---------- Página ----------

Entre os exemplos notáveis desta expressão poética encontro este soneto à Virgem escrito por Soror Violante do Ceo (1601-1693), dando conta de uma visão deslumbrada — Quem quiser ver de Deus as maravilhas, / Veja das maravilhas a Senhora. Seriam adequadas considerações de história religiosa a pretexto da identificação que o poema faz entre Deus e a Virgem Maria, para as quais não estou minimamente preparado. Atenho-me por isso à construção do poema para realçar quanto o vocabulário laudatório e a construção do verso criam, à medida que o poema avança, uma encantatória melodia, que em crescendo nos leva à chave do soneto num emocionante remate.

 

A Nossa Senhora das Maravilhas

Ó Tu de Maravilhas superiores

Compêndio singular, cifra divina,

Do artífice maior obra mais dina,

Belíssimo exemplar de excelsas flores!

 

Maravilha maior entre as maiores,

Glória da Magestade Única e Trina,

Norte celestial, luz matutina,

Epílogo de eternos resplendores!

---------- Dados brutos ----------

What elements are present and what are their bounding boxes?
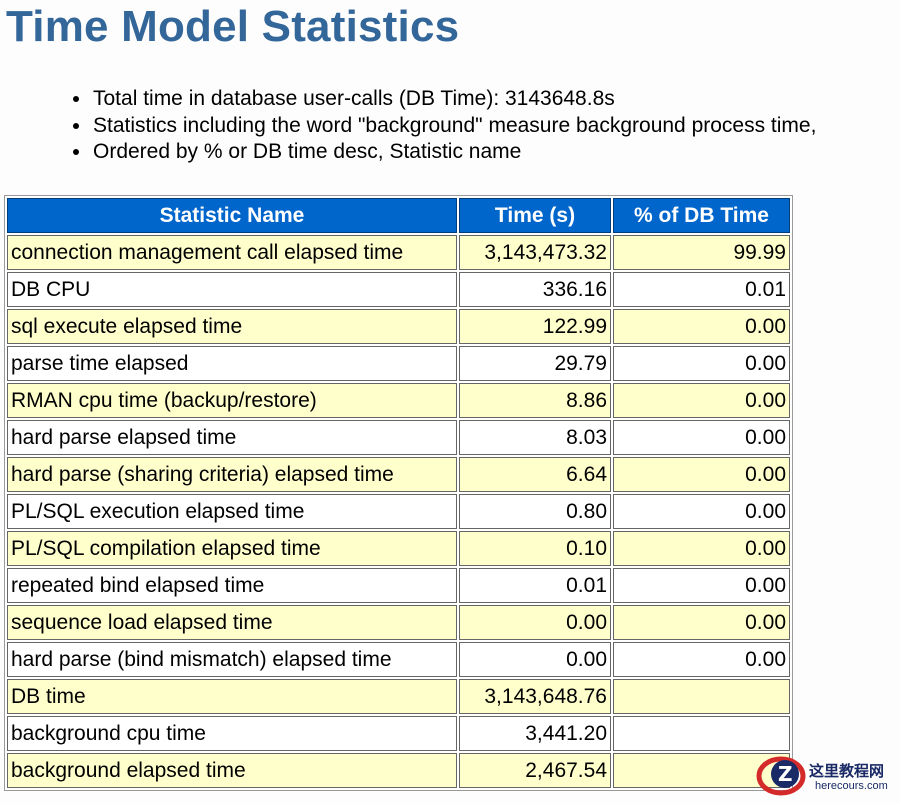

----------

Enunciado
Transcreva fielmente, do texto sobre o soneto à Virgem, o trecho que começa em "Do artífice maior" e vai até "de eternos resplendores!", inclusive.

Resposta
Do artífice maior obra mais dina,

Belíssimo exemplar de excelsas flores!

 

Maravilha maior entre as maiores,

Glória da Magestade Única e Trina,

Norte celestial, luz matutina,

Epílogo de eternos resplendores!